**WHAT THE TASK REQUIRES**.
Your task is to locate every line holding the string "type" and to copy each of them.

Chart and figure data
******************************

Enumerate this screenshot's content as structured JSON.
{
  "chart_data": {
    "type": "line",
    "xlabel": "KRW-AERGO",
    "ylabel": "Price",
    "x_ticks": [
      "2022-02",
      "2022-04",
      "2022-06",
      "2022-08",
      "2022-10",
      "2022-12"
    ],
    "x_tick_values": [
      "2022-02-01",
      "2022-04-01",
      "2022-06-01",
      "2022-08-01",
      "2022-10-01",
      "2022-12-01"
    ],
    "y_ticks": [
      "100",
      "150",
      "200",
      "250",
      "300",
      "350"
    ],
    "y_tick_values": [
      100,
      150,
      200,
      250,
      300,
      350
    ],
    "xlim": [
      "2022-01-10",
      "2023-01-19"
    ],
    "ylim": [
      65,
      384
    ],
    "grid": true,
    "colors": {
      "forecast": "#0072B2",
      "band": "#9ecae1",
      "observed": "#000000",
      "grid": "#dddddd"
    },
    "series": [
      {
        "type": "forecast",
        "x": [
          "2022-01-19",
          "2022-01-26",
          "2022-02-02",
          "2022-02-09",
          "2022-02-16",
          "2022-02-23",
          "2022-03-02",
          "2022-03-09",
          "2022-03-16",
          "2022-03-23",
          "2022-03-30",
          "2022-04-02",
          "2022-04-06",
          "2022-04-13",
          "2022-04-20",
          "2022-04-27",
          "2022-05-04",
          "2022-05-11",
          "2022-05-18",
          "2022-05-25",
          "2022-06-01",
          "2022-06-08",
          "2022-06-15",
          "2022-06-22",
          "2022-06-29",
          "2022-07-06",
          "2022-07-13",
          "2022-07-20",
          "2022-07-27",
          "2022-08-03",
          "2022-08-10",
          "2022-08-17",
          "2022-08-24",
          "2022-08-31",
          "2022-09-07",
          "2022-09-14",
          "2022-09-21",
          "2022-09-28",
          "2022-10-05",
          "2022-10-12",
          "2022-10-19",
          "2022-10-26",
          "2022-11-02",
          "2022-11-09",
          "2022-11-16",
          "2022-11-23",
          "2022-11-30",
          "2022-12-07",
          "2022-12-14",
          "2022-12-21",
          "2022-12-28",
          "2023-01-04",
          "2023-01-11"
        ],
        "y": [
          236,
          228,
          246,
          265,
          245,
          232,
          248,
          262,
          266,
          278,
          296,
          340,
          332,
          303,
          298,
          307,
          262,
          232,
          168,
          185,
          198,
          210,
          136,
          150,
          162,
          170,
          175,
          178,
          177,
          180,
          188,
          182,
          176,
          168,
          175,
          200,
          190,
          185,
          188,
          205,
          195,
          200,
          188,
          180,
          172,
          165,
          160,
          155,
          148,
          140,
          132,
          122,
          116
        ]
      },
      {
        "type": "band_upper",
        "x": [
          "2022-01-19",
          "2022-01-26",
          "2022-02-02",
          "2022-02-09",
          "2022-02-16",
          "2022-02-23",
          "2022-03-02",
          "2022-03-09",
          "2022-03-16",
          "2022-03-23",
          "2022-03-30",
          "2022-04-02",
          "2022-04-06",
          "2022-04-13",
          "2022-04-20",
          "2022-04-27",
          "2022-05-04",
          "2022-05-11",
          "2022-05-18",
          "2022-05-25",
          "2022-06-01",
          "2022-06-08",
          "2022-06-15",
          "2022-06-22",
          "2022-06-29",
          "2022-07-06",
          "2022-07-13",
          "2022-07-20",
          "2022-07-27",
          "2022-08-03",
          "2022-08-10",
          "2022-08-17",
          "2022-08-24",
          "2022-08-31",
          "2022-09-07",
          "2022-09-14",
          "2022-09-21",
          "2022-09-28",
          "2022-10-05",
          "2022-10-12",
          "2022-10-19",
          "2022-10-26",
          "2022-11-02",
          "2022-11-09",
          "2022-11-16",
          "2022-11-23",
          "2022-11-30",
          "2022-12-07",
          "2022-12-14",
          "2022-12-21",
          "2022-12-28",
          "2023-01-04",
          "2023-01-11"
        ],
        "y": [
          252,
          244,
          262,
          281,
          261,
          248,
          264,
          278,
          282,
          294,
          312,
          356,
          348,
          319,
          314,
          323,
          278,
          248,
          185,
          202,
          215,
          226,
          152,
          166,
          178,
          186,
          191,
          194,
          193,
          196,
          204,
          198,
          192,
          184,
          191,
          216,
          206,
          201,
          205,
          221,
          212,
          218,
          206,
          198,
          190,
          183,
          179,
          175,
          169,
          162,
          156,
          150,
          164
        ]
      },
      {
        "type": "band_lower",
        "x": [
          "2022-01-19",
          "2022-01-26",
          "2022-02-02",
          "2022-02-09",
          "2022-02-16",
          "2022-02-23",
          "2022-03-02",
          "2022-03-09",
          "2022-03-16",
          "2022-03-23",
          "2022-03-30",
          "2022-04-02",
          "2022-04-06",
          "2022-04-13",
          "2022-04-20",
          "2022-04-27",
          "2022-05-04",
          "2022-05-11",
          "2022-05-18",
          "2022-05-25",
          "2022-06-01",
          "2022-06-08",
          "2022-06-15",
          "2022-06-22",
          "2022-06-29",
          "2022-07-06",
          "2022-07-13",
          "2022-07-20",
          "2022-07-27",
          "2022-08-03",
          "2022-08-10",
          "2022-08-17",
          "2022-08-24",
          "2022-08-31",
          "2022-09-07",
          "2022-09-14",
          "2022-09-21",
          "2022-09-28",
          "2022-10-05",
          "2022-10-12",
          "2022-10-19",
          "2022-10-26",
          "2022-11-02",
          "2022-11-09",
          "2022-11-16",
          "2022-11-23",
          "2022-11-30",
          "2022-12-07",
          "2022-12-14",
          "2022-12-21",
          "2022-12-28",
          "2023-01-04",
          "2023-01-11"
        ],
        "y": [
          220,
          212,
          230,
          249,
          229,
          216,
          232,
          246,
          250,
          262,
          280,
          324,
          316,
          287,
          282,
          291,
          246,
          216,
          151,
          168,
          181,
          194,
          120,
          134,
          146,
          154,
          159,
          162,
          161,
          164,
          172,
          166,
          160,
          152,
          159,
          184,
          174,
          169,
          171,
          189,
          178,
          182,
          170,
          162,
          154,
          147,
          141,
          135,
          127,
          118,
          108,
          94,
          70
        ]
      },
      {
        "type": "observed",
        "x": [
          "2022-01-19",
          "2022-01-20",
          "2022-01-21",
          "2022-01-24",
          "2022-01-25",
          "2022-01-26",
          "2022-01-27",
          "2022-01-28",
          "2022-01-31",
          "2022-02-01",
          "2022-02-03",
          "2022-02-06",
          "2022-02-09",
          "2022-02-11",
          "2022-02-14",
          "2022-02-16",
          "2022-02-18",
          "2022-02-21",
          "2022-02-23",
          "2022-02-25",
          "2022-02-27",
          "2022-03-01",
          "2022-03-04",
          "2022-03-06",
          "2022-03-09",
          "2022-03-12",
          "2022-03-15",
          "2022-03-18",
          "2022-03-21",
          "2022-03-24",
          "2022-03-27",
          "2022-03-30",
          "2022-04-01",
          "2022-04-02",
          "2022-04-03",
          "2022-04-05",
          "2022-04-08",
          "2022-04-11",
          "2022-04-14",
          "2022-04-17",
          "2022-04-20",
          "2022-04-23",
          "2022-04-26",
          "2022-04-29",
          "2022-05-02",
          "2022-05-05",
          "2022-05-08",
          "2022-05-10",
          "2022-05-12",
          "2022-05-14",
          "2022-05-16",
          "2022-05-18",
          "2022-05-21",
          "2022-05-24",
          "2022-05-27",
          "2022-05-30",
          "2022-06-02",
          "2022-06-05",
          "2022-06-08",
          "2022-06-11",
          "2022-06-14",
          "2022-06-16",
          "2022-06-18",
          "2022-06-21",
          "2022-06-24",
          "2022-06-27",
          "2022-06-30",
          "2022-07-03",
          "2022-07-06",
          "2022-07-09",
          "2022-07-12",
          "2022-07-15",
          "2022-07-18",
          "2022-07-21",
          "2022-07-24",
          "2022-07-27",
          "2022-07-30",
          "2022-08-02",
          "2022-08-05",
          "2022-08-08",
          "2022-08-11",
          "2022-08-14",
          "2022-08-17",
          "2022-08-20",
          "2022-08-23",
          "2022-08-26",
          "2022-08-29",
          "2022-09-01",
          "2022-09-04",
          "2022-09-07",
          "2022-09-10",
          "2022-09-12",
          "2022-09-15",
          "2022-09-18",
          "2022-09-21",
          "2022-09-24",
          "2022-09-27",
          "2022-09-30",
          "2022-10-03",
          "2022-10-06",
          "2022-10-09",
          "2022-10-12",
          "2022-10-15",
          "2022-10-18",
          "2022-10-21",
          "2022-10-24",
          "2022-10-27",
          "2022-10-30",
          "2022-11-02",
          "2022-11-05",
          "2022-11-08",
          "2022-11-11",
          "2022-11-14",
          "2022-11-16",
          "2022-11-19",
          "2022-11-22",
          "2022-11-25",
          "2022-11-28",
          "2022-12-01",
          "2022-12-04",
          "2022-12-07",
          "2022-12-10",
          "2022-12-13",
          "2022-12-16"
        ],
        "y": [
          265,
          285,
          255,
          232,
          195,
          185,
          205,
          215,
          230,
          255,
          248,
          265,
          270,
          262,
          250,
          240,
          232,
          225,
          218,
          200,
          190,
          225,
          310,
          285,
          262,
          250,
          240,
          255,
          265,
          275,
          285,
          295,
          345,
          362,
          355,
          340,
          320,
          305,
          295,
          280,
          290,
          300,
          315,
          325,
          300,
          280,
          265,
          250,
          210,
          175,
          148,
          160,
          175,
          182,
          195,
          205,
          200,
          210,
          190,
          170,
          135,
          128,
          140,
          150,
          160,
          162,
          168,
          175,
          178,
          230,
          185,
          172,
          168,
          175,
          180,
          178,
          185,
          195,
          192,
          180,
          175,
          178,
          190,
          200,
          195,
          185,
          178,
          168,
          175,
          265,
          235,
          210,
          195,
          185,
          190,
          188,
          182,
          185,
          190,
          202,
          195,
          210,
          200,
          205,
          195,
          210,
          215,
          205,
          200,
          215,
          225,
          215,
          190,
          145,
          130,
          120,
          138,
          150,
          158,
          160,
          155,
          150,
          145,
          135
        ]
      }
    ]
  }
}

******************************

**FULL RESPONSE**.
    "type": "line",
        "type": "forecast",
        "type": "band_upper",
        "type": "band_lower",
        "type": "observed",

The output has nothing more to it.